→ **Text shown**
————

The vast bulk of piano teachers at the 4 London music colleges just for starters and there must be at least 100 if you include the junior departments. I have heard several of them play and I have also attended various concerts at conservatoires and heard better pianists than Lang Lang and these are musicians who are more or less unknown. Can I provide you with a list of 500 pianists - no. But you are missing my point - Lang Lang is not that good. He is not worth the hype and has become a marketing phenomenon. Some are marketing phenomenons too - like N Benedetti - the difference is she is good.


----------



## DavidA (Dec 14, 2012)

stomanek said:


> The vast bulk of piano teachers at the 4 London music colleges just for starters and there must be at least 100 if you include the junior departments. I have heard several of them play and I have also attended various concerts at conservatoires and heard better pianists than Lang Lang and these are musicians who are more or less unknown. Can I provide you with a list of 500 pianists - no. But you are missing my point - *Lang Lang is not that good.* He is not worth the hype and has become a marketing phenomenon. Some are marketing phenomenons too - like N Benedetti - the difference is she is good.


Unfortunately there are many millions who disagree. Including musicians like Fanny Waterman!


----------



## PlaySalieri (Jun 3, 2012)

Captainnumber36 said:


> I also Love Danill Trifinov (sp). His Romantic version of Mozart's Fantasy is amazing to my ears!


He drags it through the mud a bit.

This is what happens when someone who really specialises in romantic pieces plays a mozart minor key piece.


----------



## PlaySalieri (Jun 3, 2012)

DavidA said:


> Unfortunately there are many millions who disagree. Including musicians like Fanny Waterman!

————

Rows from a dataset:
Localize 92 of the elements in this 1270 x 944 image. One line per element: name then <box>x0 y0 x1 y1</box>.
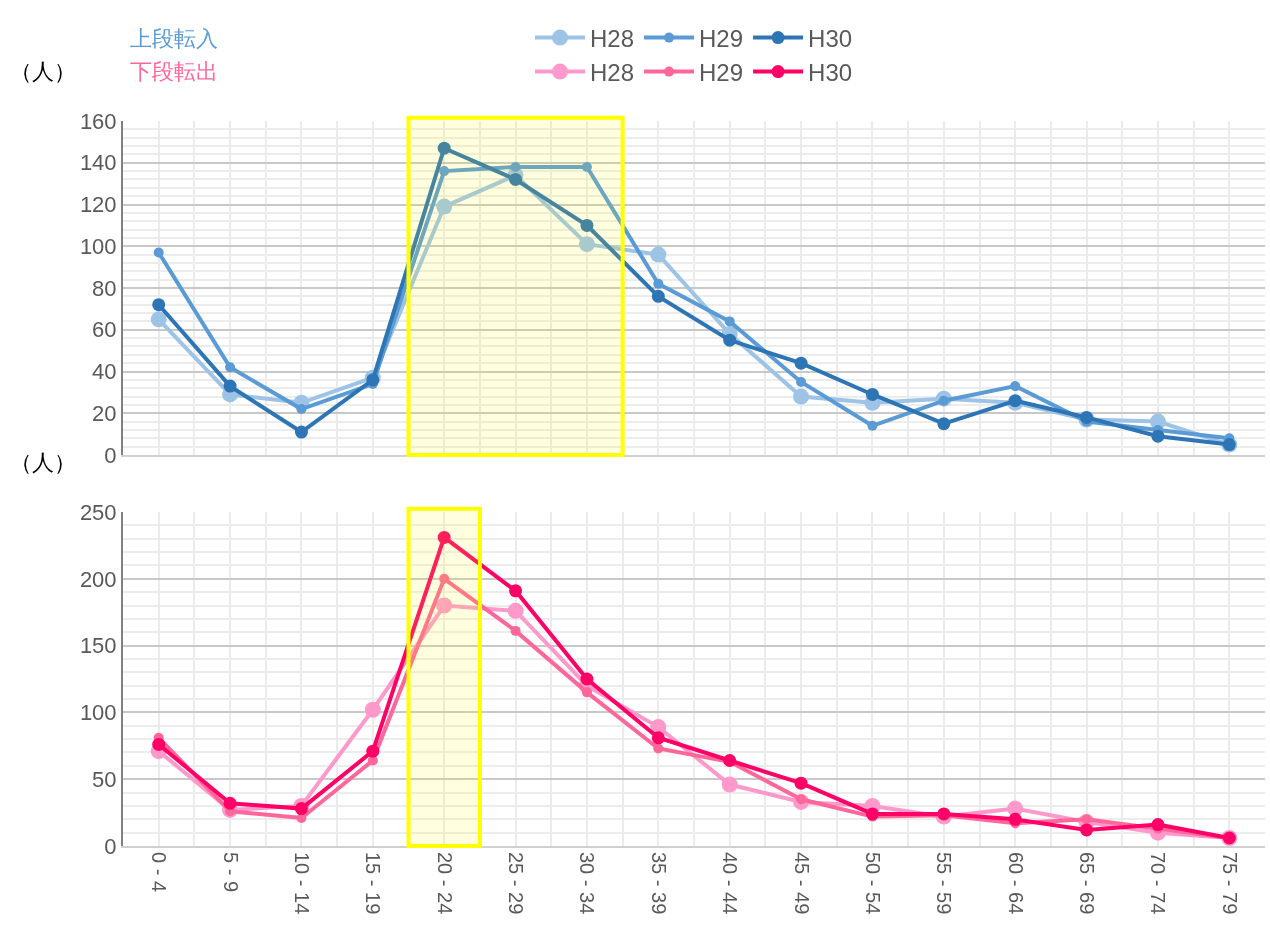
point <box>150 311 167 328</box>
legend-label: H30 <box>808 58 853 86</box>
y-tick-label: 0 <box>104 442 117 468</box>
x-tick-label: 50 - 54 <box>861 852 884 915</box>
y-tick-label: 150 <box>79 633 117 659</box>
point <box>510 161 521 172</box>
point <box>581 687 592 698</box>
x-tick-label: 5 - 9 <box>219 852 242 893</box>
y-tick-label: 0 <box>104 833 117 859</box>
point <box>507 602 524 619</box>
point <box>509 584 523 598</box>
text: 上段転入 <box>130 26 218 51</box>
y-tick-label: 100 <box>79 700 117 726</box>
x-tick-label: 40 - 44 <box>719 852 742 915</box>
point <box>1010 381 1021 392</box>
y-tick-label: 250 <box>79 499 117 525</box>
y-tick-label: 60 <box>92 317 117 343</box>
point <box>653 743 664 754</box>
point <box>865 387 879 401</box>
point <box>439 166 450 177</box>
legend-label: H28 <box>590 24 635 52</box>
point <box>366 744 380 758</box>
point <box>437 530 451 544</box>
y-tick-label: 40 <box>92 359 117 385</box>
y-tick-label: 80 <box>92 275 117 301</box>
point <box>651 289 665 303</box>
x-tick-label: 55 - 59 <box>933 852 956 915</box>
point <box>153 247 164 258</box>
legend-label: H28 <box>590 58 635 86</box>
point <box>794 356 808 370</box>
point <box>1080 823 1094 837</box>
text: 下段転出 <box>130 59 218 84</box>
point <box>580 218 594 232</box>
point <box>364 701 381 718</box>
point <box>436 597 453 614</box>
point <box>366 373 380 387</box>
point <box>581 161 592 172</box>
point <box>867 420 878 431</box>
x-tick-label: 60 - 64 <box>1004 852 1027 915</box>
point <box>1151 818 1165 832</box>
point <box>1008 812 1022 826</box>
point <box>653 278 664 289</box>
x-tick-label: 70 - 74 <box>1147 852 1170 915</box>
point <box>794 776 808 790</box>
legend-label: H29 <box>699 24 744 52</box>
point <box>225 362 236 373</box>
x-tick-label: 25 - 29 <box>505 852 528 915</box>
point <box>793 388 810 405</box>
y-tick-label: 140 <box>79 150 117 176</box>
y-tick-label: 20 <box>92 400 117 426</box>
y-tick-label: 160 <box>79 108 117 134</box>
point <box>723 333 737 347</box>
y-axis-title: （人） <box>10 59 76 84</box>
legend-label: H30 <box>808 24 853 52</box>
x-tick-label: 30 - 34 <box>576 852 599 915</box>
point <box>796 376 807 387</box>
point <box>937 417 951 431</box>
y-tick-label: 50 <box>92 766 117 792</box>
point <box>651 731 665 745</box>
legend-label: H29 <box>699 58 744 86</box>
point <box>294 425 308 439</box>
y-tick-label: 200 <box>79 566 117 592</box>
point <box>152 298 166 312</box>
point <box>650 246 667 263</box>
point <box>510 625 521 636</box>
x-tick-label: 0 - 4 <box>148 852 171 893</box>
point <box>578 236 595 253</box>
x-tick-label: 45 - 49 <box>790 852 813 915</box>
point <box>296 404 307 415</box>
point <box>865 807 879 821</box>
point <box>509 172 523 186</box>
point <box>724 316 735 327</box>
point <box>721 776 738 793</box>
point <box>1151 429 1165 443</box>
point <box>223 796 237 810</box>
x-tick-label: 75 - 79 <box>1218 852 1241 915</box>
point <box>439 573 450 584</box>
y-tick-label: 100 <box>79 233 117 259</box>
x-tick-label: 35 - 39 <box>647 852 670 915</box>
point <box>1080 410 1094 424</box>
point <box>437 141 451 155</box>
point <box>152 737 166 751</box>
point <box>294 802 308 816</box>
y-axis-title: （人） <box>10 450 76 475</box>
point <box>436 198 453 215</box>
x-tick-label: 10 - 14 <box>290 852 313 915</box>
x-tick-label: 15 - 19 <box>362 852 385 915</box>
x-tick-label: 20 - 24 <box>433 852 456 915</box>
point <box>223 379 237 393</box>
point <box>580 672 594 686</box>
y-tick-label: 120 <box>79 192 117 218</box>
x-tick-label: 65 - 69 <box>1076 852 1099 915</box>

————

→ **Do this**
Write the continuation of the forum thread debating Lang Lang's playing, beginning after its final quoted remark. The lines are not required for this work.

→ **Answer**
Whose opinion is worth no more than mine.

In public Lang Langs colleagues will say - he is so wonderful I love Lang Lang

what do you expect them to say?


----------



## DaveM (Jun 29, 2015)

stomanek said:


> The vast bulk of piano teachers at the 4 London music colleges just for starters and there must be at least 100 if you include the junior departments. I have heard several of them play and I have also attended various concerts at conservatoires and heard better pianists than Lang Lang and these are musicians who are more or less unknown. Can I provide you with a list of 500 pianists - no. But you are missing my point - Lang Lang is not that good. He is not worth the hype and has become a marketing phenomenon. Some are marketing phenomenons too - like N Benedetti - the difference is she is good.


So the alleged 500 pianists was just hyperbole. I didn't miss your point. I just don't agree with it or the bit about 500 pianists. I don't like every Lang Lang interpretation, but the fact is that he does not always play or sound the same. In the Tchaikovsky I posted he is very theatric and playing to the crowd. In the Beethoven I posted, the presentation is quite different. If I were to play you 10 different unlabeled recordings of well-known piano soloists, one of them being Lang Lang, I would bet that you couldn't pick him out, just as I'm sure that you are missing out on some great symphony movements.


----------



## DavidA (Dec 14, 2012)

stomanek said:


> *Whose opinion is worth no more than mine.
> *
> In public Lang Langs colleagues will say - he is so wonderful I love Lang Lang
> 
> what do you expect them to say?


To be honest I would have to give Fanny Waterman's opinion more weight than yours, with all due respect. The thing was you 'Lang Lang is not that good'. That is just not right. You don't think Waterman with her years of experience would have appointed someone as ambassador of the Leeds Competition if he wasn't that good? If you say you don't like his style of playing then that's fine. That's an opinion.


----------



## Enthusiast (Mar 5, 2016)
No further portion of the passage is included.